» **ESERCIZI DA SVOLGERE**
(a) Nel brano su Cefis, come si riscrive in forma di elenco il paragrafo che inizia con "Negli anni settanta", mantenendone i fatti principali?
(b) Secondo il brano su Cefis, quali condottieri dovrà cercare Cuccia per la Montedison?

» **ESTRATTO FORNITO**
◆ ◆ ◆ ◆ ◆
Negli anni settanta, Cefis è uno degli uomini più potenti d'Italia; assunta la guida dell'Eni, nel 1967, e conquistato il controllo della Montedison, Cefis riesce a creare un enorme impero clientelare; sovvenzionando i partiti politici ne compra l'appoggio e con l'acquisto di diversi giornali può influenzare l'opinione pubblica; la sua politica non si discosta da quella che fu di Mattei.
Scriveranno Scalfari e Turani, che Cefis esemplifica «la confisca del potere politico ed economico effettuata da alcuni uomini utilizzando il denaro dello stato per finalità che con lo stato niente hanno a che vedere». Con Cefis iniziano, sia la lunga guerra tra pubblico e privato per il controllo della chimica in Italia, che contribuirà a inquinare non poco l'economia e la politica del Paese, che la lotta per la conquista dei giornali. Il petroliere riuscirà a controllare in modo diretto o indiretto: Corriere della sera, Messaggero, Giornale nuovo, il Tempo, alcuni settimanali, radio e canali televisivi. Se l'operazione di scalata alla Montedison riesce, fallisce invece il tentativo del risanamento dell'azienda; Cuccia dovrà cercare allora altri condottieri per il gigante malato: Mario Schimberni, prima, e Raul Gardini, dopo.
◆ ◆ ◆ ◆ ◆
» **DATI MOSTRATI**
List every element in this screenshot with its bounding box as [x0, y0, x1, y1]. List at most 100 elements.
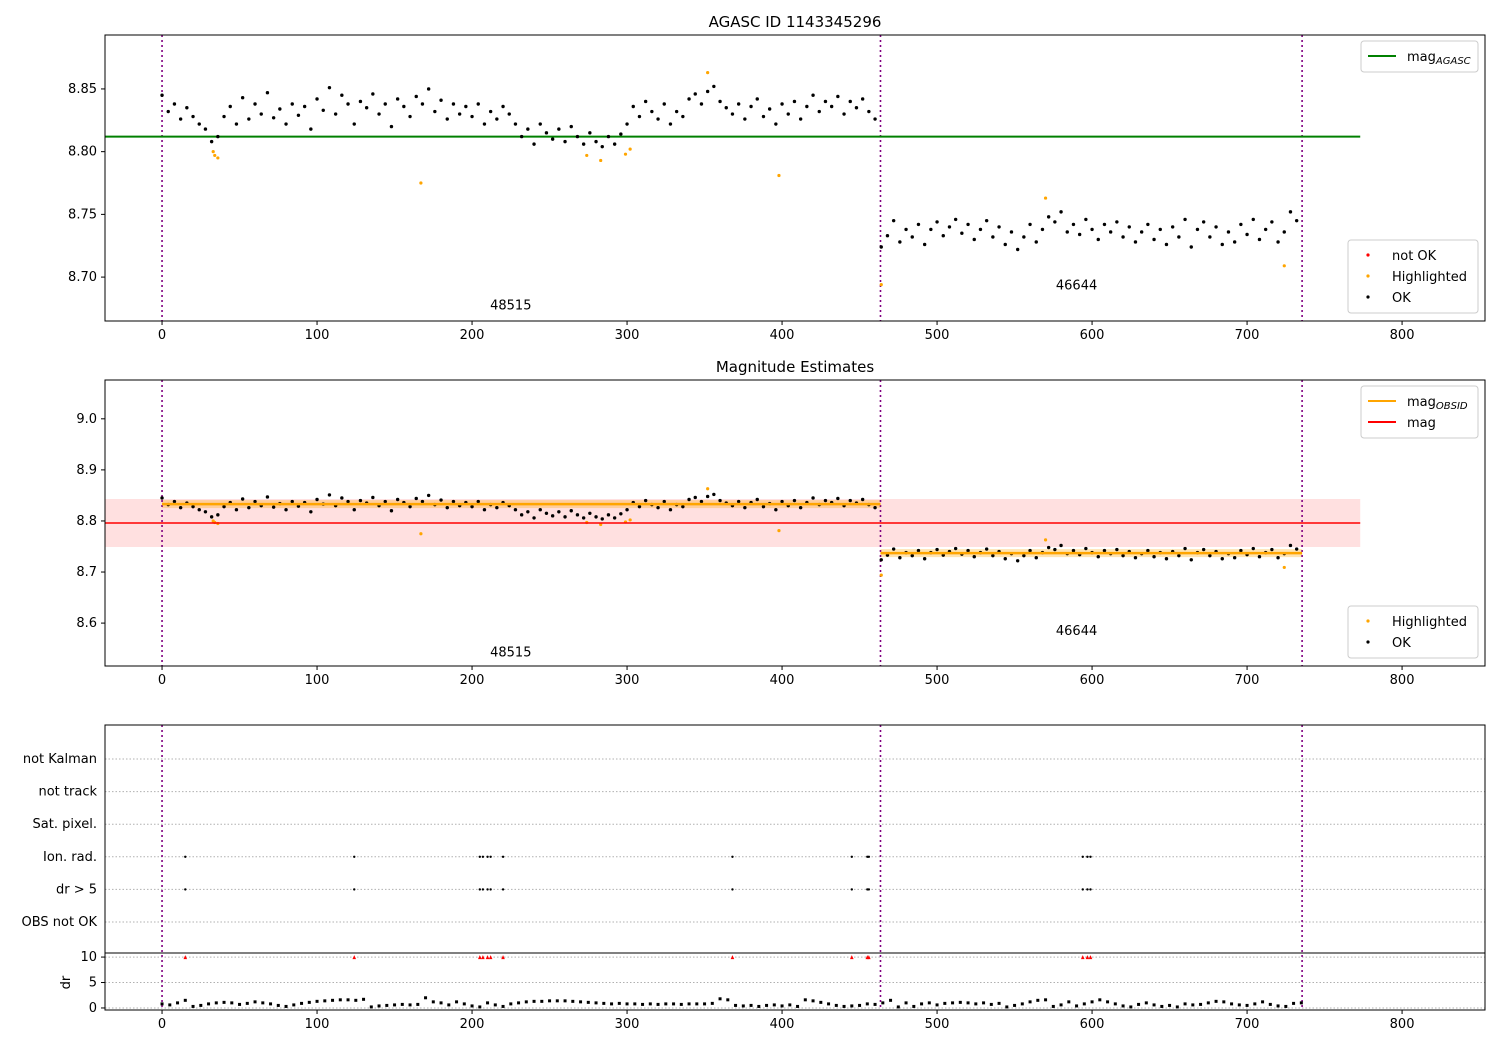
- ok-point: [637, 504, 642, 509]
- dr-point: [191, 1004, 195, 1008]
- ok-point: [1183, 546, 1187, 551]
- dr-point: [1106, 1000, 1110, 1004]
- ok-point: [1189, 245, 1193, 249]
- ok-point: [309, 510, 313, 514]
- flag-point: [486, 888, 489, 891]
- ok-point: [315, 497, 319, 502]
- ok-point: [575, 134, 580, 139]
- ok-point: [464, 104, 468, 109]
- ok-point: [203, 510, 208, 514]
- ok-point: [1276, 556, 1280, 560]
- dr-point: [315, 999, 319, 1003]
- ok-point: [860, 497, 865, 502]
- dr-point: [369, 1005, 373, 1009]
- ok-point: [178, 117, 183, 121]
- dr-clipped-marker: [730, 955, 735, 960]
- dr-point: [501, 1004, 505, 1008]
- dr-point: [641, 1002, 645, 1006]
- ok-point: [451, 102, 456, 106]
- ok-point: [259, 112, 263, 116]
- ok-point: [978, 227, 983, 232]
- ok-point: [395, 497, 400, 502]
- ok-point: [519, 134, 524, 139]
- y-tick-label: 8.80: [68, 145, 97, 160]
- dr-point: [858, 1003, 862, 1007]
- ok-point: [296, 113, 301, 117]
- legend-marker-swatch: [1366, 274, 1370, 278]
- ok-point: [811, 496, 815, 500]
- dr-point: [393, 1003, 397, 1007]
- dr-point: [1129, 1005, 1133, 1009]
- ok-point: [544, 131, 549, 135]
- panel-agasc: 8.70 8.75 8.80 8.85 48515 46644 0 100 200 300 400 5…: [68, 34, 1486, 343]
- dr-point: [478, 1005, 482, 1009]
- ok-point: [1251, 217, 1255, 222]
- y-tick-label: 8.85: [68, 82, 97, 97]
- ok-point: [1009, 230, 1014, 234]
- ok-point: [643, 498, 648, 503]
- dr-point: [772, 1003, 776, 1007]
- dr-clipped-marker: [477, 955, 482, 960]
- dr-point: [904, 1001, 908, 1005]
- dr-point: [1222, 1000, 1226, 1004]
- dr-point: [834, 1003, 838, 1007]
- ok-point: [1195, 227, 1200, 232]
- dr-point: [555, 999, 559, 1003]
- dr-clipped-marker: [183, 955, 188, 960]
- ok-point: [1022, 553, 1026, 558]
- x-tick-label: 700: [1235, 673, 1260, 688]
- ok-point: [1288, 543, 1293, 548]
- dr-point: [230, 1001, 234, 1005]
- dr-point: [424, 996, 428, 1000]
- dr-point: [741, 1004, 745, 1008]
- dr-point: [703, 1002, 707, 1006]
- ok-point: [1065, 230, 1069, 234]
- ok-point: [569, 509, 573, 513]
- ok-point: [1139, 230, 1144, 234]
- flag-row-label: not Kalman: [23, 752, 97, 767]
- dr-point: [517, 1001, 521, 1005]
- dr-point: [1036, 998, 1040, 1002]
- dr-point: [1121, 1004, 1125, 1008]
- ok-point: [383, 499, 387, 504]
- ok-point: [619, 132, 623, 136]
- ok-point: [420, 102, 425, 106]
- ok-point: [736, 102, 741, 106]
- ok-point: [873, 505, 877, 510]
- ok-point: [588, 511, 592, 515]
- obsid-label: 46644: [1056, 279, 1097, 294]
- ok-point: [1003, 242, 1007, 247]
- legend-label: mag: [1407, 416, 1436, 431]
- ok-point: [1108, 230, 1113, 234]
- ok-point: [1071, 222, 1076, 227]
- ok-point: [1208, 235, 1212, 239]
- dr-point: [974, 1002, 978, 1006]
- ok-point: [662, 102, 666, 106]
- ok-point: [557, 127, 561, 131]
- dr-point: [586, 1000, 590, 1004]
- x-tick-label: 200: [460, 328, 485, 343]
- ok-point: [780, 499, 784, 504]
- highlighted-point: [213, 153, 217, 158]
- ok-point: [941, 234, 945, 238]
- flag-point: [1086, 855, 1089, 858]
- flag-point: [867, 855, 871, 858]
- ok-point: [947, 225, 952, 229]
- legend-box: [1347, 239, 1479, 314]
- ok-point: [191, 114, 195, 119]
- ok-point: [185, 106, 189, 110]
- ok-point: [1040, 227, 1045, 232]
- dr-point: [447, 1003, 451, 1007]
- ok-point: [761, 114, 766, 119]
- ok-point: [991, 553, 995, 558]
- ok-point: [457, 112, 462, 116]
- ok-point: [842, 112, 846, 116]
- ok-point: [879, 245, 883, 249]
- ok-point: [606, 513, 611, 517]
- flag-point: [850, 855, 854, 858]
- dr-point: [1082, 1002, 1086, 1006]
- x-tick-label: 300: [615, 1017, 640, 1032]
- dr-point: [1044, 998, 1048, 1002]
- dr-point: [408, 1003, 412, 1007]
- dr-point: [1028, 1000, 1032, 1004]
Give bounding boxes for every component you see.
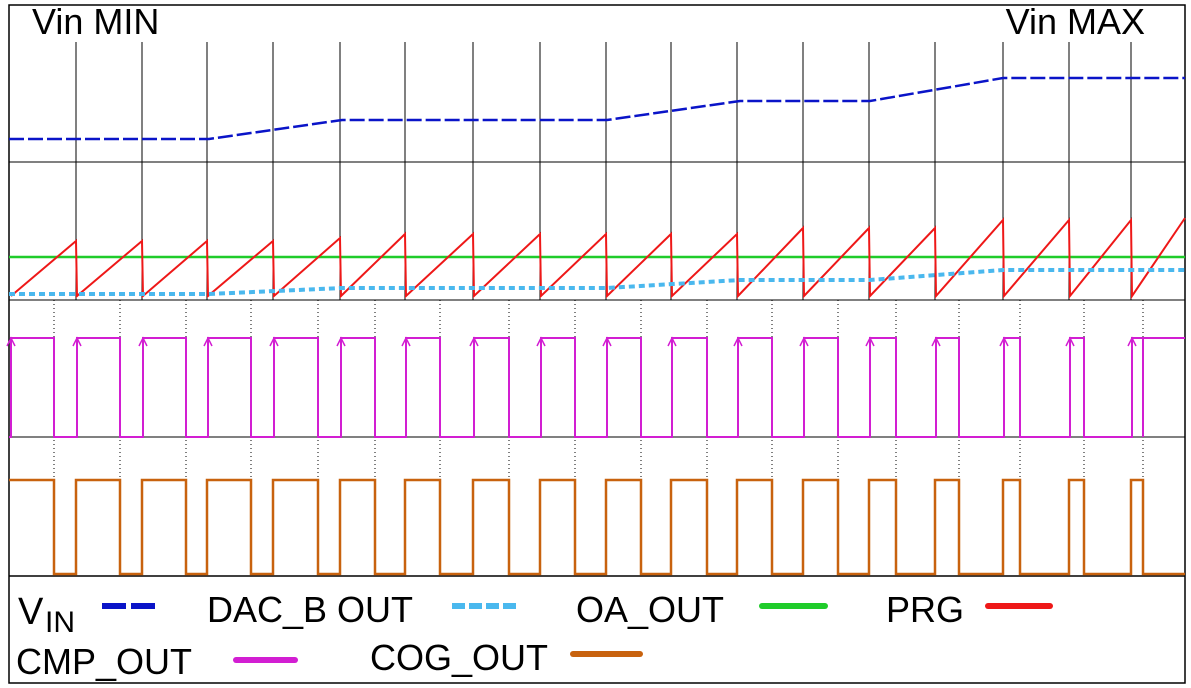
legend-item-cmp-out: CMP_OUT [16, 641, 298, 682]
dac-b-out-trace [9, 268, 1185, 296]
cmp-edge-arrow-7 [401, 336, 411, 347]
legend: V IN DAC_B OUT OA_OUT PRG CMP_OUT COG_OU… [16, 589, 1053, 682]
vin-max-label: Vin MAX [1006, 1, 1145, 42]
legend-label-vin: V [18, 591, 44, 633]
cmp-edge-arrow-5 [269, 336, 279, 347]
legend-label-cmp-out: CMP_OUT [16, 641, 192, 682]
cmp-out-trace-tail [1131, 337, 1185, 437]
legend-item-dac-b: DAC_B OUT [207, 589, 516, 630]
vin-trace [9, 76, 1185, 141]
cmp-edge-arrow-16 [999, 336, 1009, 347]
vin-min-label: Vin MIN [32, 1, 159, 42]
cog-out-trace [9, 478, 1185, 576]
cmp-edge-arrow-1 [6, 336, 16, 347]
waveform-traces [6, 76, 1186, 576]
cmp-edge-arrow-15 [931, 336, 941, 347]
cmp-edge-arrow-12 [733, 336, 743, 347]
legend-item-cog-out: COG_OUT [370, 637, 643, 678]
legend-item-vin: V IN [18, 591, 160, 639]
legend-subscript-vin: IN [45, 606, 75, 639]
legend-label-cog-out: COG_OUT [370, 637, 548, 678]
cmp-edge-arrow-9 [536, 336, 546, 347]
legend-label-prg: PRG [886, 589, 964, 630]
diagram-frame [8, 4, 1186, 684]
legend-label-oa-out: OA_OUT [576, 589, 724, 630]
cmp-edge-arrow-4 [203, 336, 213, 347]
cmp-edge-arrow-2 [72, 336, 82, 347]
cmp-edge-arrow-11 [667, 336, 677, 347]
legend-item-prg: PRG [886, 589, 1053, 630]
cmp-edge-arrow-13 [799, 336, 809, 347]
cmp-edge-arrow-8 [469, 336, 479, 347]
cmp-edge-arrow-3 [138, 336, 148, 347]
cmp-edge-arrow-17 [1065, 336, 1075, 347]
cmp-edge-arrow-18 [1127, 336, 1137, 347]
cmp-edge-arrow-6 [336, 336, 346, 347]
legend-item-oa-out: OA_OUT [576, 589, 828, 630]
legend-label-dac-b: DAC_B OUT [207, 589, 413, 630]
cmp-edge-arrow-14 [865, 336, 875, 347]
cmp-out-trace [9, 337, 1144, 438]
cmp-edge-arrow-10 [602, 336, 612, 347]
prg-trace [10, 217, 1186, 300]
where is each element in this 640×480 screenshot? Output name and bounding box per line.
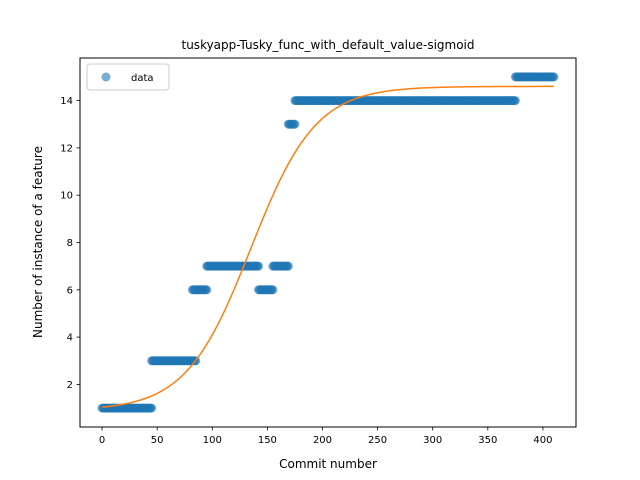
x-tick-label: 400 xyxy=(533,435,552,446)
x-tick-label: 350 xyxy=(478,435,497,446)
x-tick-label: 200 xyxy=(313,435,332,446)
fit-curve xyxy=(101,85,554,408)
y-tick-label: 6 xyxy=(67,285,73,296)
y-tick-label: 10 xyxy=(60,191,73,202)
fit-curve-layer xyxy=(101,85,554,408)
y-tick-label: 4 xyxy=(67,333,73,344)
legend-label-data: data xyxy=(131,73,154,84)
data-point xyxy=(510,96,520,106)
data-point xyxy=(549,72,559,82)
x-tick-label: 0 xyxy=(99,435,105,446)
y-axis-ticks: 2 4 6 8 10 12 14 xyxy=(60,96,80,391)
x-tick-label: 50 xyxy=(151,435,164,446)
data-point xyxy=(268,285,278,295)
data-point xyxy=(147,403,157,413)
x-tick-label: 100 xyxy=(203,435,222,446)
x-axis-ticks: 0 50 100 150 200 250 300 350 400 xyxy=(99,427,552,446)
y-tick-label: 12 xyxy=(60,143,73,154)
chart-title: tuskyapp-Tusky_func_with_default_value-s… xyxy=(182,38,475,52)
y-tick-label: 14 xyxy=(60,96,73,107)
plot-area xyxy=(80,58,576,427)
legend-marker-data xyxy=(101,72,111,82)
legend: data xyxy=(86,63,170,91)
data-point xyxy=(202,285,212,295)
data-point xyxy=(283,261,293,271)
y-tick-label: 2 xyxy=(67,380,73,391)
data-point xyxy=(290,119,300,129)
y-axis-label: Number of instance of a feature xyxy=(31,146,45,338)
y-tick-label: 8 xyxy=(67,238,73,249)
x-tick-label: 300 xyxy=(423,435,442,446)
legend-box xyxy=(86,63,170,91)
x-tick-label: 150 xyxy=(258,435,277,446)
data-point xyxy=(254,261,264,271)
x-axis-label: Commit number xyxy=(279,457,377,471)
x-tick-label: 250 xyxy=(368,435,387,446)
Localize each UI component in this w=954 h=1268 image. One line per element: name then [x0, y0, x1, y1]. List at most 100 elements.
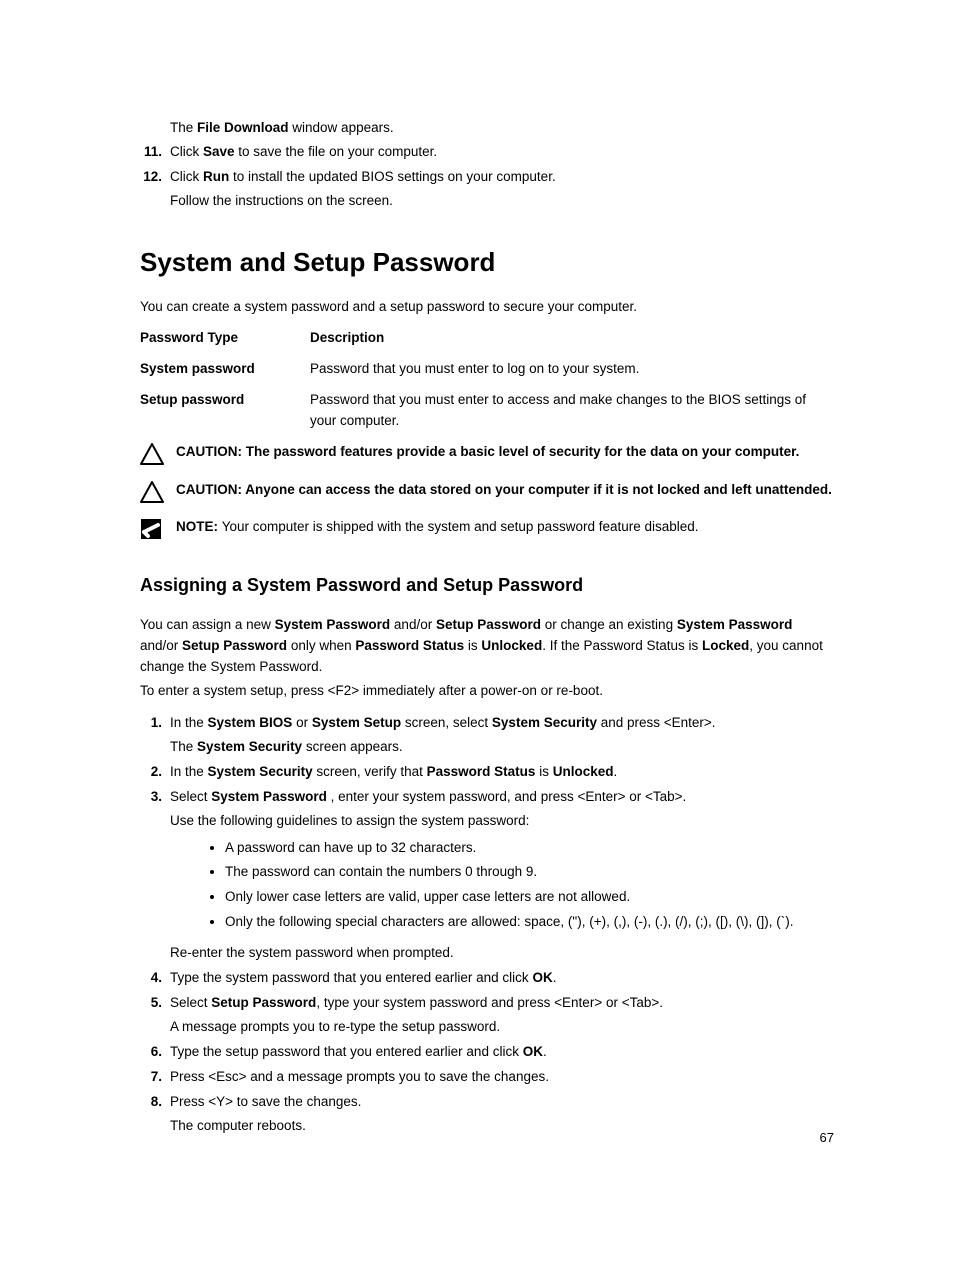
bold-text: OK	[523, 1044, 543, 1059]
text: to install the updated BIOS settings on …	[229, 169, 555, 184]
text: The password features provide a basic le…	[246, 444, 800, 459]
heading-assigning: Assigning a System Password and Setup Pa…	[140, 572, 834, 600]
text: Type the system password that you entere…	[170, 970, 532, 985]
caution-text: CAUTION: Anyone can access the data stor…	[176, 480, 834, 501]
caution-1: CAUTION: The password features provide a…	[140, 442, 834, 472]
bold-text: Password Status	[355, 638, 464, 653]
bold-text: Setup Password	[182, 638, 287, 653]
text: Click	[170, 144, 203, 159]
bold-text: File Download	[197, 120, 289, 135]
cell-type: System password	[140, 359, 310, 380]
step-6: 6. Type the setup password that you ente…	[170, 1042, 834, 1063]
cell-type: Setup password	[140, 390, 310, 432]
step-1: 1. In the System BIOS or System Setup sc…	[170, 713, 834, 758]
list-item: Only the following special characters ar…	[225, 912, 834, 933]
text: screen appears.	[302, 739, 403, 754]
step-number: 6.	[140, 1042, 162, 1063]
text: is	[464, 638, 481, 653]
text: or	[292, 715, 312, 730]
bold-text: System Password	[275, 617, 391, 632]
note: NOTE: Your computer is shipped with the …	[140, 517, 834, 547]
bold-text: System Security	[208, 764, 313, 779]
step-12: 12. Click Run to install the updated BIO…	[170, 167, 834, 212]
step-number: 11.	[140, 142, 162, 163]
note-icon	[140, 518, 164, 547]
step-number: 4.	[140, 968, 162, 989]
text: . If the Password Status is	[542, 638, 702, 653]
text: screen, verify that	[313, 764, 427, 779]
label: CAUTION:	[176, 482, 245, 497]
cell-desc: Password that you must enter to log on t…	[310, 359, 834, 380]
list-item: Only lower case letters are valid, upper…	[225, 887, 834, 908]
text: Follow the instructions on the screen.	[170, 191, 834, 212]
bold-text: Save	[203, 144, 235, 159]
step-3: 3. Select System Password , enter your s…	[170, 787, 834, 964]
step-8: 8. Press <Y> to save the changes. The co…	[170, 1092, 834, 1137]
sub-line: A message prompts you to re-type the set…	[170, 1017, 834, 1038]
table-header-row: Password Type Description	[140, 328, 834, 349]
text: Select	[170, 789, 211, 804]
text: Your computer is shipped with the system…	[222, 519, 699, 534]
assign-steps-list: 1. In the System BIOS or System Setup sc…	[140, 713, 834, 1137]
text: window appears.	[289, 120, 394, 135]
table-row: System password Password that you must e…	[140, 359, 834, 380]
text: or change an existing	[541, 617, 677, 632]
step-number: 12.	[140, 167, 162, 188]
list-item: The password can contain the numbers 0 t…	[225, 862, 834, 883]
text: Select	[170, 995, 211, 1010]
text: .	[613, 764, 617, 779]
label: NOTE:	[176, 519, 222, 534]
bold-text: Locked	[702, 638, 749, 653]
text: Type the setup password that you entered…	[170, 1044, 523, 1059]
prev-steps-list: The File Download window appears. 11. Cl…	[140, 118, 834, 212]
step-2: 2. In the System Security screen, verify…	[170, 762, 834, 783]
bold-text: System Security	[492, 715, 597, 730]
step-4: 4. Type the system password that you ent…	[170, 968, 834, 989]
text: In the	[170, 715, 208, 730]
text: .	[553, 970, 557, 985]
list-item: A password can have up to 32 characters.	[225, 838, 834, 859]
text: only when	[287, 638, 355, 653]
step-number: 8.	[140, 1092, 162, 1113]
text: , type your system password and press <E…	[316, 995, 663, 1010]
col-header-type: Password Type	[140, 328, 310, 349]
bold-text: System Password	[211, 789, 327, 804]
intro-paragraph: You can create a system password and a s…	[140, 297, 834, 318]
bold-text: Password Status	[427, 764, 536, 779]
text: You can assign a new	[140, 617, 275, 632]
document-page: The File Download window appears. 11. Cl…	[0, 0, 954, 1268]
step-number: 7.	[140, 1067, 162, 1088]
text: Anyone can access the data stored on you…	[245, 482, 832, 497]
text: The	[170, 120, 197, 135]
label: CAUTION:	[176, 444, 246, 459]
bold-text: System Security	[197, 739, 302, 754]
text: to save the file on your computer.	[235, 144, 438, 159]
bold-text: Setup Password	[211, 995, 316, 1010]
step-11: 11. Click Save to save the file on your …	[170, 142, 834, 163]
enter-setup-line: To enter a system setup, press <F2> imme…	[140, 681, 834, 702]
page-number: 67	[820, 1128, 834, 1148]
heading-system-setup-password: System and Setup Password	[140, 242, 834, 282]
text: .	[543, 1044, 547, 1059]
sub-line: The computer reboots.	[170, 1116, 834, 1137]
col-header-desc: Description	[310, 328, 834, 349]
bold-text: OK	[532, 970, 552, 985]
text: and press <Enter>.	[597, 715, 716, 730]
step-5: 5. Select Setup Password, type your syst…	[170, 993, 834, 1038]
step-number: 2.	[140, 762, 162, 783]
text: Press <Esc> and a message prompts you to…	[170, 1069, 549, 1084]
password-table: Password Type Description System passwor…	[140, 328, 834, 432]
sub-line: Use the following guidelines to assign t…	[170, 811, 834, 832]
bold-text: System Password	[677, 617, 793, 632]
caution-icon	[140, 443, 164, 472]
caution-icon	[140, 481, 164, 510]
bold-text: Unlocked	[553, 764, 614, 779]
text: and/or	[140, 638, 182, 653]
cell-desc: Password that you must enter to access a…	[310, 390, 834, 432]
step-number: 5.	[140, 993, 162, 1014]
caution-2: CAUTION: Anyone can access the data stor…	[140, 480, 834, 510]
text: Press <Y> to save the changes.	[170, 1094, 361, 1109]
text: and/or	[390, 617, 436, 632]
note-text: NOTE: Your computer is shipped with the …	[176, 517, 834, 538]
bold-text: Setup Password	[436, 617, 541, 632]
◆ ◆ ◆ ◆ ◆
» **RISULTATI DEGLI ESERCIZI**
(a)
- Negli anni settanta Cefis è uno degli uomini più potenti d'Italia.
- Assume la guida dell'Eni nel 1967 e conquista il controllo della Montedison, creando un enorme impero clientelare.
- Sovvenziona i partiti politici per comprarne l'appoggio.
- Acquista diversi giornali per influenzare l'opinione pubblica.
- La sua politica non si discosta da quella di Mattei.

(b) Prima Mario Schimberni, poi Raul Gardini.